* [Aim of the exercise]
Exclude the pictures; give every entry again exactly as written.

* [The records]
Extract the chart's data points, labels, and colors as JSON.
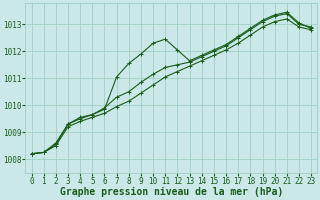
{
  "xlabel": "Graphe pression niveau de la mer (hPa)",
  "ylim": [
    1007.5,
    1013.8
  ],
  "xlim": [
    -0.5,
    23.5
  ],
  "yticks": [
    1008,
    1009,
    1010,
    1011,
    1012,
    1013
  ],
  "xticks": [
    0,
    1,
    2,
    3,
    4,
    5,
    6,
    7,
    8,
    9,
    10,
    11,
    12,
    13,
    14,
    15,
    16,
    17,
    18,
    19,
    20,
    21,
    22,
    23
  ],
  "bg_color": "#cbe8e8",
  "grid_color": "#99ccbb",
  "line_color": "#1a5c1a",
  "series1": [
    1008.2,
    1008.25,
    1008.6,
    1009.3,
    1009.55,
    1009.65,
    1009.85,
    1011.05,
    1011.55,
    1011.9,
    1012.3,
    1012.45,
    1012.05,
    1011.65,
    1011.85,
    1012.05,
    1012.25,
    1012.55,
    1012.85,
    1013.15,
    1013.35,
    1013.45,
    1013.05,
    1012.85
  ],
  "series2": [
    1008.2,
    1008.25,
    1008.55,
    1009.3,
    1009.5,
    1009.65,
    1009.9,
    1010.3,
    1010.5,
    1010.85,
    1011.15,
    1011.4,
    1011.5,
    1011.6,
    1011.8,
    1012.0,
    1012.2,
    1012.5,
    1012.8,
    1013.1,
    1013.3,
    1013.4,
    1013.0,
    1012.9
  ],
  "series3": [
    1008.2,
    1008.25,
    1008.5,
    1009.2,
    1009.4,
    1009.55,
    1009.7,
    1009.95,
    1010.15,
    1010.45,
    1010.75,
    1011.05,
    1011.25,
    1011.45,
    1011.65,
    1011.85,
    1012.05,
    1012.3,
    1012.6,
    1012.9,
    1013.1,
    1013.2,
    1012.9,
    1012.8
  ],
  "marker": "+",
  "markersize": 3,
  "markeredgewidth": 0.7,
  "linewidth": 0.8,
  "tick_fontsize": 5.5,
  "label_fontsize": 7,
  "tick_color": "#1a5c1a",
  "label_color": "#1a5c1a"
}
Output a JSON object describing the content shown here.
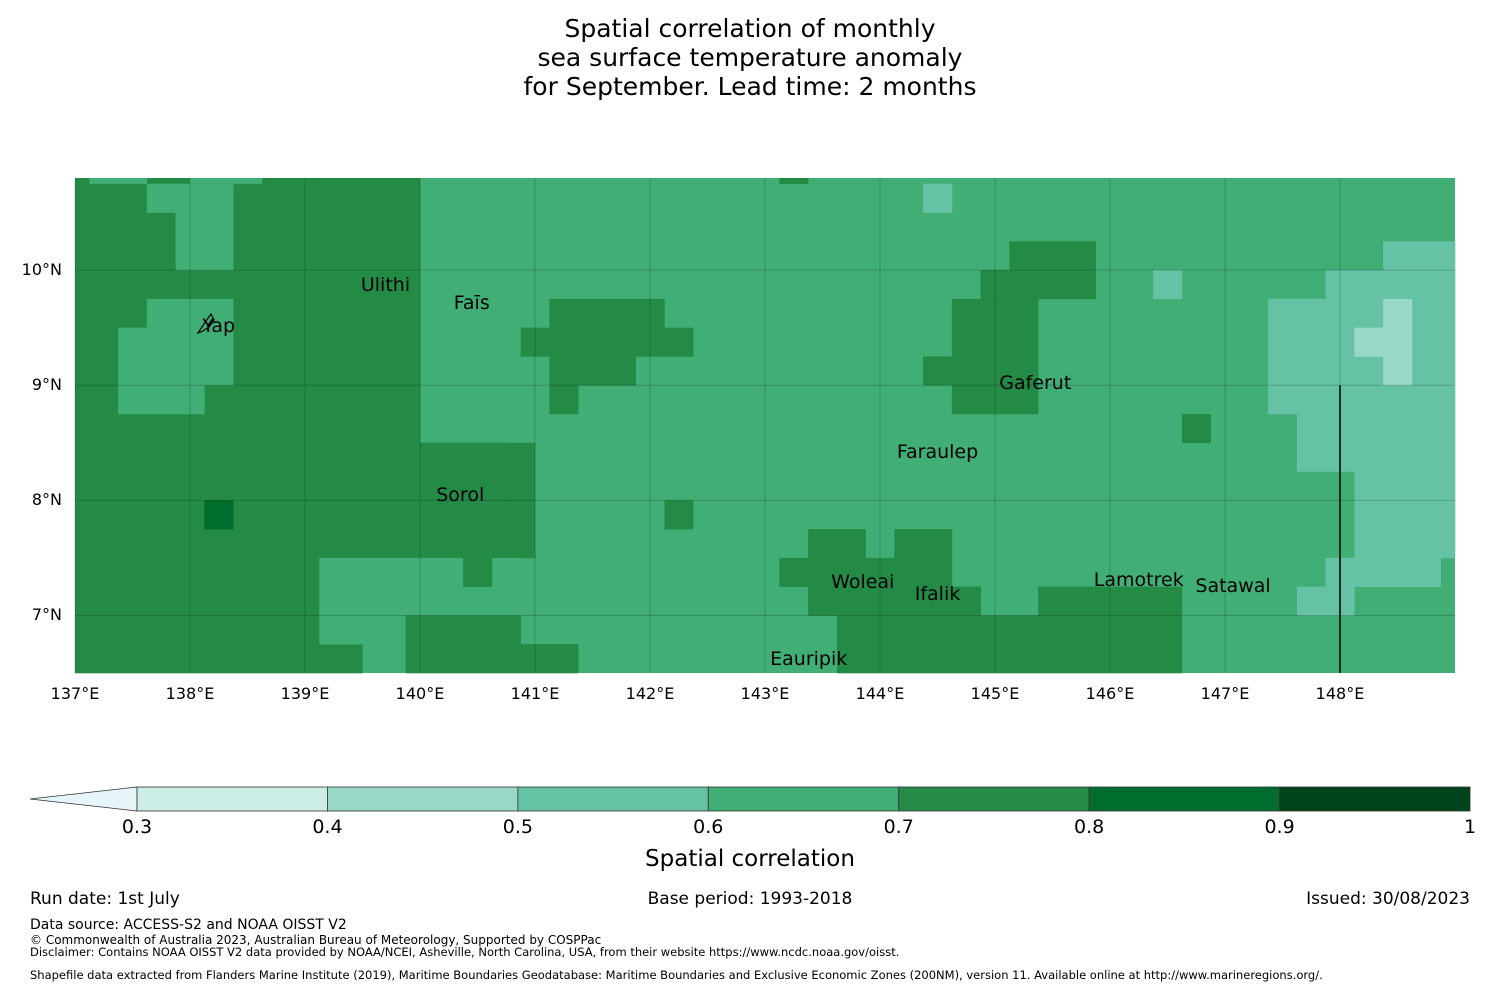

* [Worked solution]
Extract the chart's data points, labels, and colors as JSON.
{
  "xlabel": "Graphe pression niveau de la mer (hPa)",
  "ylim": [
    1007.5,
    1013.8
  ],
  "xlim": [
    -0.5,
    23.5
  ],
  "yticks": [
    1008,
    1009,
    1010,
    1011,
    1012,
    1013
  ],
  "xticks": [
    0,
    1,
    2,
    3,
    4,
    5,
    6,
    7,
    8,
    9,
    10,
    11,
    12,
    13,
    14,
    15,
    16,
    17,
    18,
    19,
    20,
    21,
    22,
    23
  ],
  "bg_color": "#cbe8e8",
  "grid_color": "#99ccbb",
  "line_color": "#1a5c1a",
  "series1": [
    1008.2,
    1008.25,
    1008.6,
    1009.3,
    1009.55,
    1009.65,
    1009.85,
    1011.05,
    1011.55,
    1011.9,
    1012.3,
    1012.45,
    1012.05,
    1011.65,
    1011.85,
    1012.05,
    1012.25,
    1012.55,
    1012.85,
    1013.15,
    1013.35,
    1013.45,
    1013.05,
    1012.85
  ],
  "series2": [
    1008.2,
    1008.25,
    1008.55,
    1009.3,
    1009.5,
    1009.65,
    1009.9,
    1010.3,
    1010.5,
    1010.85,
    1011.15,
    1011.4,
    1011.5,
    1011.6,
    1011.8,
    1012.0,
    1012.2,
    1012.5,
    1012.8,
    1013.1,
    1013.3,
    1013.4,
    1013.0,
    1012.9
  ],
  "series3": [
    1008.2,
    1008.25,
    1008.5,
    1009.2,
    1009.4,
    1009.55,
    1009.7,
    1009.95,
    1010.15,
    1010.45,
    1010.75,
    1011.05,
    1011.25,
    1011.45,
    1011.65,
    1011.85,
    1012.05,
    1012.3,
    1012.6,
    1012.9,
    1013.1,
    1013.2,
    1012.9,
    1012.8
  ],
  "marker": "+",
  "markersize": 3,
  "markeredgewidth": 0.7,
  "linewidth": 0.8,
  "tick_fontsize": 5.5,
  "label_fontsize": 7,
  "tick_color": "#1a5c1a",
  "label_color": "#1a5c1a"
}
Output a JSON object describing the content shown here.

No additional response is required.